▶ _Information supplied_:
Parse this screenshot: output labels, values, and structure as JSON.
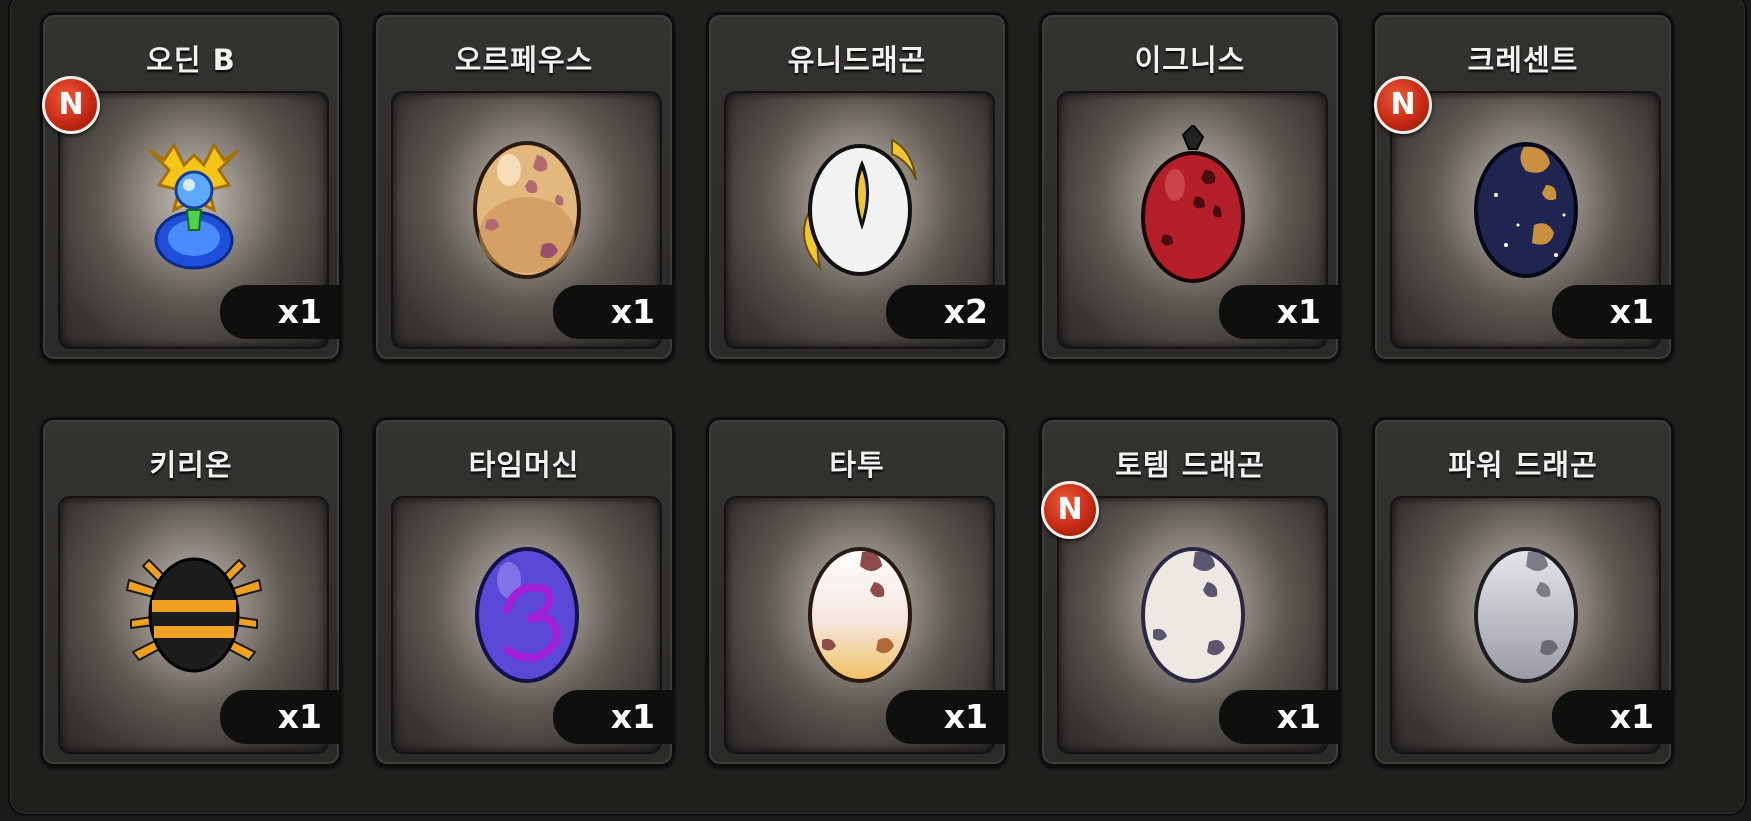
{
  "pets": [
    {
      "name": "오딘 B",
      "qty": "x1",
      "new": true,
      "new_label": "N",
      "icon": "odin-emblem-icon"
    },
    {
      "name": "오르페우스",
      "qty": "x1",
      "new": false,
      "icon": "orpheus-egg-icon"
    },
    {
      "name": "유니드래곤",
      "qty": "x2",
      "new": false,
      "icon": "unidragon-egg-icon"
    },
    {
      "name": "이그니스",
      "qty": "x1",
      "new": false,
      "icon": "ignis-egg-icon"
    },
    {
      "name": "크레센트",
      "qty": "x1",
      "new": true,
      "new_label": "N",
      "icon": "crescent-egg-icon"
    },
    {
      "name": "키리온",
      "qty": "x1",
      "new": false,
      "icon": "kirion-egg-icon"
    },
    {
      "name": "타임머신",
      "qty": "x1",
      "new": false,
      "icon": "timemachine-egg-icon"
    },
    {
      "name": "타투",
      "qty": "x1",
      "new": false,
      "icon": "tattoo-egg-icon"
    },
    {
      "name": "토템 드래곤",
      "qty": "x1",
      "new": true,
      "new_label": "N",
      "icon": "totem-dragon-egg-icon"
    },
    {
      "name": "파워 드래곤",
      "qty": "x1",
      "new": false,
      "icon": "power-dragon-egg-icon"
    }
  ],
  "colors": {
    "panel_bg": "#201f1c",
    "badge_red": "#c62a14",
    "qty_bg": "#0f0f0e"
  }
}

▶ _Aim of the task_:
Give the material again exactly as it is, but keep the pictures out.

▶ _Exercise output_:
Parse this screenshot: output labels, values, and structure as JSON.
{
  "pets": [
    {
      "name": "오딘 B",
      "qty": "x1",
      "new": true,
      "new_label": "N",
      "icon": "odin-emblem-icon"
    },
    {
      "name": "오르페우스",
      "qty": "x1",
      "new": false,
      "icon": "orpheus-egg-icon"
    },
    {
      "name": "유니드래곤",
      "qty": "x2",
      "new": false,
      "icon": "unidragon-egg-icon"
    },
    {
      "name": "이그니스",
      "qty": "x1",
      "new": false,
      "icon": "ignis-egg-icon"
    },
    {
      "name": "크레센트",
      "qty": "x1",
      "new": true,
      "new_label": "N",
      "icon": "crescent-egg-icon"
    },
    {
      "name": "키리온",
      "qty": "x1",
      "new": false,
      "icon": "kirion-egg-icon"
    },
    {
      "name": "타임머신",
      "qty": "x1",
      "new": false,
      "icon": "timemachine-egg-icon"
    },
    {
      "name": "타투",
      "qty": "x1",
      "new": false,
      "icon": "tattoo-egg-icon"
    },
    {
      "name": "토템 드래곤",
      "qty": "x1",
      "new": true,
      "new_label": "N",
      "icon": "totem-dragon-egg-icon"
    },
    {
      "name": "파워 드래곤",
      "qty": "x1",
      "new": false,
      "icon": "power-dragon-egg-icon"
    }
  ],
  "colors": {
    "panel_bg": "#201f1c",
    "badge_red": "#c62a14",
    "qty_bg": "#0f0f0e"
  }
}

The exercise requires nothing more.